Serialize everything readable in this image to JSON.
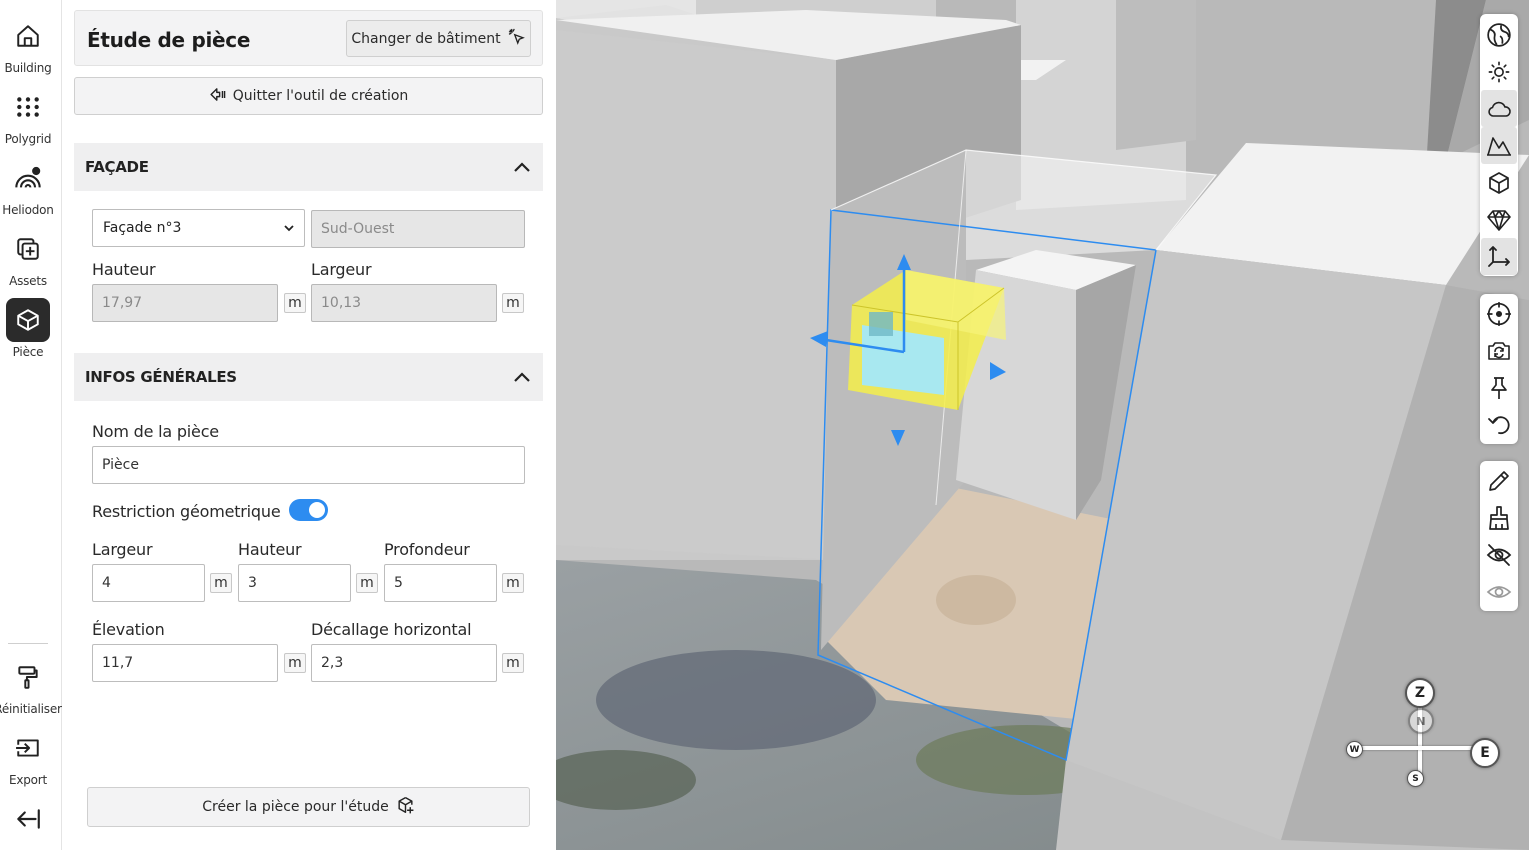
{
  "rail": {
    "items": [
      {
        "label": "Building",
        "icon": "home-icon"
      },
      {
        "label": "Polygrid",
        "icon": "grid-dots-icon"
      },
      {
        "label": "Heliodon",
        "icon": "heliodon-icon"
      },
      {
        "label": "Assets",
        "icon": "add-asset-icon"
      },
      {
        "label": "Pièce",
        "icon": "room-box-icon",
        "active": true
      }
    ],
    "bottom": [
      {
        "label": "Réinitialiser",
        "icon": "paint-roller-icon"
      },
      {
        "label": "Export",
        "icon": "export-icon"
      }
    ],
    "collapse_icon": "collapse-arrow-icon"
  },
  "panel": {
    "title": "Étude de pièce",
    "change_building_label": "Changer de bâtiment",
    "quit_label": "Quitter l'outil de création",
    "facade": {
      "section_title": "FAÇADE",
      "selected_facade": "Façade n°3",
      "orientation": "Sud-Ouest",
      "height_label": "Hauteur",
      "height_value": "17,97",
      "width_label": "Largeur",
      "width_value": "10,13",
      "unit": "m"
    },
    "infos": {
      "section_title": "INFOS GÉNÉRALES",
      "name_label": "Nom de la pièce",
      "name_value": "Pièce",
      "restriction_label": "Restriction géometrique",
      "restriction_on": true,
      "width_label": "Largeur",
      "width_value": "4",
      "height_label": "Hauteur",
      "height_value": "3",
      "depth_label": "Profondeur",
      "depth_value": "5",
      "elevation_label": "Élevation",
      "elevation_value": "11,7",
      "offset_label": "Décallage horizontal",
      "offset_value": "2,3",
      "unit": "m"
    },
    "create_label": "Créer la pièce pour l'étude"
  },
  "toolbar": {
    "group1": [
      "globe-icon",
      "sun-icon",
      "cloud-icon",
      "terrain-icon",
      "cube-icon",
      "diamond-icon",
      "axes-icon"
    ],
    "group2": [
      "target-icon",
      "camera-rotate-icon",
      "pin-icon",
      "undo-icon"
    ],
    "group3": [
      "pencil-icon",
      "brush-icon",
      "eye-off-icon",
      "eye-icon"
    ]
  },
  "compass": {
    "z": "Z",
    "e": "E",
    "w": "W",
    "s": "S",
    "n": "N"
  }
}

^^^^^^^^^^^^^^^^

Repeat the entries exactly and keep the pictures out of the copy.

Serialize everything readable in this image to JSON.
{
  "rail": {
    "items": [
      {
        "label": "Building",
        "icon": "home-icon"
      },
      {
        "label": "Polygrid",
        "icon": "grid-dots-icon"
      },
      {
        "label": "Heliodon",
        "icon": "heliodon-icon"
      },
      {
        "label": "Assets",
        "icon": "add-asset-icon"
      },
      {
        "label": "Pièce",
        "icon": "room-box-icon",
        "active": true
      }
    ],
    "bottom": [
      {
        "label": "Réinitialiser",
        "icon": "paint-roller-icon"
      },
      {
        "label": "Export",
        "icon": "export-icon"
      }
    ],
    "collapse_icon": "collapse-arrow-icon"
  },
  "panel": {
    "title": "Étude de pièce",
    "change_building_label": "Changer de bâtiment",
    "quit_label": "Quitter l'outil de création",
    "facade": {
      "section_title": "FAÇADE",
      "selected_facade": "Façade n°3",
      "orientation": "Sud-Ouest",
      "height_label": "Hauteur",
      "height_value": "17,97",
      "width_label": "Largeur",
      "width_value": "10,13",
      "unit": "m"
    },
    "infos": {
      "section_title": "INFOS GÉNÉRALES",
      "name_label": "Nom de la pièce",
      "name_value": "Pièce",
      "restriction_label": "Restriction géometrique",
      "restriction_on": true,
      "width_label": "Largeur",
      "width_value": "4",
      "height_label": "Hauteur",
      "height_value": "3",
      "depth_label": "Profondeur",
      "depth_value": "5",
      "elevation_label": "Élevation",
      "elevation_value": "11,7",
      "offset_label": "Décallage horizontal",
      "offset_value": "2,3",
      "unit": "m"
    },
    "create_label": "Créer la pièce pour l'étude"
  },
  "toolbar": {
    "group1": [
      "globe-icon",
      "sun-icon",
      "cloud-icon",
      "terrain-icon",
      "cube-icon",
      "diamond-icon",
      "axes-icon"
    ],
    "group2": [
      "target-icon",
      "camera-rotate-icon",
      "pin-icon",
      "undo-icon"
    ],
    "group3": [
      "pencil-icon",
      "brush-icon",
      "eye-off-icon",
      "eye-icon"
    ]
  },
  "compass": {
    "z": "Z",
    "e": "E",
    "w": "W",
    "s": "S",
    "n": "N"
  }
}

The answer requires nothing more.